— start of Source material —

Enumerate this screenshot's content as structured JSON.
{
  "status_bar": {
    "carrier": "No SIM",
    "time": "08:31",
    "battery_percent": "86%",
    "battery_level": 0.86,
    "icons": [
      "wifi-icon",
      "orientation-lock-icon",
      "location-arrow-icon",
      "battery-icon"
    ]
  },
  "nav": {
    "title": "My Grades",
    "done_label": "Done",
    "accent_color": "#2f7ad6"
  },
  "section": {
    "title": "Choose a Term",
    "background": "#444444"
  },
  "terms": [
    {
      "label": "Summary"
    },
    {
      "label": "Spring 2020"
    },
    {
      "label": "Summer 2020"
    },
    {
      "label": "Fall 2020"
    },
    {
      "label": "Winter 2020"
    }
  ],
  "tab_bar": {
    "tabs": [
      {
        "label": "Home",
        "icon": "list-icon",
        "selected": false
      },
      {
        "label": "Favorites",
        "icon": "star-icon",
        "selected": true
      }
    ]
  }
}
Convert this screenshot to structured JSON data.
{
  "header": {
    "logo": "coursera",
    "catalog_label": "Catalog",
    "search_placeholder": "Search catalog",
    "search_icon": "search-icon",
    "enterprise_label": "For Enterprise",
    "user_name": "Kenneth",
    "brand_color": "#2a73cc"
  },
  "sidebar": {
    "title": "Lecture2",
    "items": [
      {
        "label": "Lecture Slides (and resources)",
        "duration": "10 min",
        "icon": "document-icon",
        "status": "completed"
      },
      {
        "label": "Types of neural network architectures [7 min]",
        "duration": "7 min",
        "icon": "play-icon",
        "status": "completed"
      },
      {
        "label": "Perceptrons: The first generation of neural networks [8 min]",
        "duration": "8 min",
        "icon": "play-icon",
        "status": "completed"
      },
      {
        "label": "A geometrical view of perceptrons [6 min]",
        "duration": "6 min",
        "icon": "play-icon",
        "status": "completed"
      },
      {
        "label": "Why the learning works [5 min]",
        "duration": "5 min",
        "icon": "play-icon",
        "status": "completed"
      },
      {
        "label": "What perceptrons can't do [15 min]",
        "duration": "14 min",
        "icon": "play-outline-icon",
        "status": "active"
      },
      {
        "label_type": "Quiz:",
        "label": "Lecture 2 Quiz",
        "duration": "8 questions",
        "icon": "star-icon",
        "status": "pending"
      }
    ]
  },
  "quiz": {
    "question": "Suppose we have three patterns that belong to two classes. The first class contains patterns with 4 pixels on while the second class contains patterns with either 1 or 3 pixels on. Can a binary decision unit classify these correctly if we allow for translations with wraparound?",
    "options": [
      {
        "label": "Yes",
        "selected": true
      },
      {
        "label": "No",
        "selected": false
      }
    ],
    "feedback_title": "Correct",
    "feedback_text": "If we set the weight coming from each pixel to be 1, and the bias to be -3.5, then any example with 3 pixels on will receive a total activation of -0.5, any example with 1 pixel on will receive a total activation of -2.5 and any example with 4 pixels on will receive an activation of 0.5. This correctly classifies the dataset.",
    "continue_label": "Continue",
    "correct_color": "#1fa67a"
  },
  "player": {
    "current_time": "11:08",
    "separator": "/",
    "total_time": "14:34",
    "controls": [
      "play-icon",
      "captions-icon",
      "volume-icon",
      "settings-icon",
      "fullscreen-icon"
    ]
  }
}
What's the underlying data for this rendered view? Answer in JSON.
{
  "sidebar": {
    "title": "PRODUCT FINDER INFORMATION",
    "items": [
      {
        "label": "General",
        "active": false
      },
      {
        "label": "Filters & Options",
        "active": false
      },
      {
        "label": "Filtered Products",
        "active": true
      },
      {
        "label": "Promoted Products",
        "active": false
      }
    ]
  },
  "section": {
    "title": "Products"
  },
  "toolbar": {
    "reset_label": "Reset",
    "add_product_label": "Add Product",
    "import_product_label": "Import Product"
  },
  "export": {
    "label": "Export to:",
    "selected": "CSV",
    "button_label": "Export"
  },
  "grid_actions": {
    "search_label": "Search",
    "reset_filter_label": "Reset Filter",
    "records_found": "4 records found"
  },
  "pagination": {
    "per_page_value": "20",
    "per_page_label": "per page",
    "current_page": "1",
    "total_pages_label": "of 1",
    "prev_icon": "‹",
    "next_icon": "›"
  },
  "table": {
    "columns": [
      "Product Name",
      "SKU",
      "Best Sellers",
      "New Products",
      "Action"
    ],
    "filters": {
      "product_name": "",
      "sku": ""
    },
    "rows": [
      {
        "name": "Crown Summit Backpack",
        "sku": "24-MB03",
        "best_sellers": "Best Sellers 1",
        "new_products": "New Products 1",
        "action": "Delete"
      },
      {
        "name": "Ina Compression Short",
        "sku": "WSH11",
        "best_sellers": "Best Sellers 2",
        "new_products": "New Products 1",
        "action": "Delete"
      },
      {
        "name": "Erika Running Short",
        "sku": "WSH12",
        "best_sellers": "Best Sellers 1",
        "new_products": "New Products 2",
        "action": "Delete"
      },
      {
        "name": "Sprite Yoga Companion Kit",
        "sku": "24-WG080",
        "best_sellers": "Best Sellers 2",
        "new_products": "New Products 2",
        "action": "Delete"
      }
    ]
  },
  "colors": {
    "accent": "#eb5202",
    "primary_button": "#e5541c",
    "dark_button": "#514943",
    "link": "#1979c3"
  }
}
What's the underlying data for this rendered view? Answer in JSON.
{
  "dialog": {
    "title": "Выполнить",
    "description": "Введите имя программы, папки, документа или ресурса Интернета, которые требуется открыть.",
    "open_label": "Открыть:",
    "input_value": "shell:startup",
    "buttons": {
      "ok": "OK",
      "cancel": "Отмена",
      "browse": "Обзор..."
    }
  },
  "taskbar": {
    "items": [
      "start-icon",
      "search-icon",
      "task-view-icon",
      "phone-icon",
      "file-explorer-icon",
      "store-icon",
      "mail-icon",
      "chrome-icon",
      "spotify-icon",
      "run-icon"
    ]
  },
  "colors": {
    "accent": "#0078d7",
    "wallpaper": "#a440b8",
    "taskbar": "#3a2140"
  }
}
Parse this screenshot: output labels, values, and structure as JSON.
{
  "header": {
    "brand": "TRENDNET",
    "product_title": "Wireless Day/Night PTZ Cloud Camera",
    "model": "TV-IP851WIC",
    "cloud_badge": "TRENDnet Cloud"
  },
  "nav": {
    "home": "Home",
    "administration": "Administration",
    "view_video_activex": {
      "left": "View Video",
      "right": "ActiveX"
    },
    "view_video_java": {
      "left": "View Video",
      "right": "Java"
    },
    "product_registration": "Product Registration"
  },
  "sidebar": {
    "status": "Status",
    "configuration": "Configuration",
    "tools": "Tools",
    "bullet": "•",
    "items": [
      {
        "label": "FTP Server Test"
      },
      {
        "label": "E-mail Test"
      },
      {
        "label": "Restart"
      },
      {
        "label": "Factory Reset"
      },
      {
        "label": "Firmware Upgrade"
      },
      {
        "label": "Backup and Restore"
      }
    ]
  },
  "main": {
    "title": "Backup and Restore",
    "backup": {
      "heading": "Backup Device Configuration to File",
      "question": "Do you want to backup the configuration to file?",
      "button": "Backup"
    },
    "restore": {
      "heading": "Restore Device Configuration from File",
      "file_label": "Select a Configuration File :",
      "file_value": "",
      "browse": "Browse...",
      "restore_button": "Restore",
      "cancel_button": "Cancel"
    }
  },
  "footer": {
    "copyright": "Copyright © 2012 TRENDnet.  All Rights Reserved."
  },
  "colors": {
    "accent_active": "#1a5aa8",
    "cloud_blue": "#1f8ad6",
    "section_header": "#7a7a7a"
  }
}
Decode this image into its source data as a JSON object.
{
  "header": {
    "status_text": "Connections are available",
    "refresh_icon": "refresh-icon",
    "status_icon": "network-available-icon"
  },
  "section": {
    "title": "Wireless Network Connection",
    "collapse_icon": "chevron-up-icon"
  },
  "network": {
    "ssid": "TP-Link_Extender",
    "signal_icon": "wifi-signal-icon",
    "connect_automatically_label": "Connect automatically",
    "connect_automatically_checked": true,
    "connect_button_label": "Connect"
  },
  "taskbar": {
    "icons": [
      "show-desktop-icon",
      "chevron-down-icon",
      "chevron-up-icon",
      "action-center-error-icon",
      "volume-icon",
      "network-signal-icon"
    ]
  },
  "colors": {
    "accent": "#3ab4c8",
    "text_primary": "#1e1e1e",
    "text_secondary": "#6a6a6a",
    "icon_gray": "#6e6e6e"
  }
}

— end of Source material —

Which lines hold the word "Wireless"? Copy each of them from the records.

    "product_title": "Wireless Day/Night PTZ Cloud Camera",
    "title": "Wireless Network Connection",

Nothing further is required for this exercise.